Stated exercise -
Quote the entries in full, character for character, without their images.

Start of The input

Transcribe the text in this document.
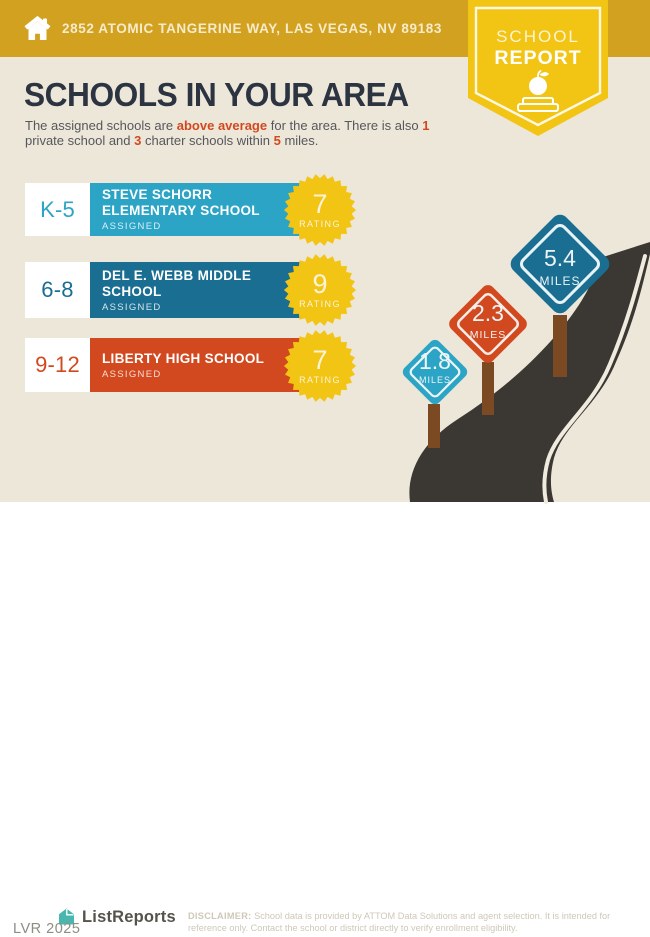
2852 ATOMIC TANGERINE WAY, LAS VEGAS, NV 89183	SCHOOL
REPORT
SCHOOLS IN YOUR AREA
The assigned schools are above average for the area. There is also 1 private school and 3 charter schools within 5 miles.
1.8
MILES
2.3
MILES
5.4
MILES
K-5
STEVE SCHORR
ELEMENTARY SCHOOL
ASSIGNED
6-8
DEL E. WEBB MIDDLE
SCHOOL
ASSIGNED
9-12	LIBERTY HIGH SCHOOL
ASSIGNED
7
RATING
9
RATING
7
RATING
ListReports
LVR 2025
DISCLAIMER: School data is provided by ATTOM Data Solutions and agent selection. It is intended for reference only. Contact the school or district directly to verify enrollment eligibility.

End of The input

Task solution -
Transcribe the text in this document.
2852 ATOMIC TANGERINE WAY, LAS VEGAS, NV 89183	SCHOOL
REPORT
SCHOOLS IN YOUR AREA
The assigned schools are above average for the area. There is also 1 private school and 3 charter schools within 5 miles.
1.8
MILES
2.3
MILES
5.4
MILES
K-5
STEVE SCHORR
ELEMENTARY SCHOOL
ASSIGNED
6-8
DEL E. WEBB MIDDLE
SCHOOL
ASSIGNED
9-12	LIBERTY HIGH SCHOOL
ASSIGNED
7
RATING
9
RATING
7
RATING
ListReports
LVR 2025
DISCLAIMER: School data is provided by ATTOM Data Solutions and agent selection. It is intended for reference only. Contact the school or district directly to verify enrollment eligibility.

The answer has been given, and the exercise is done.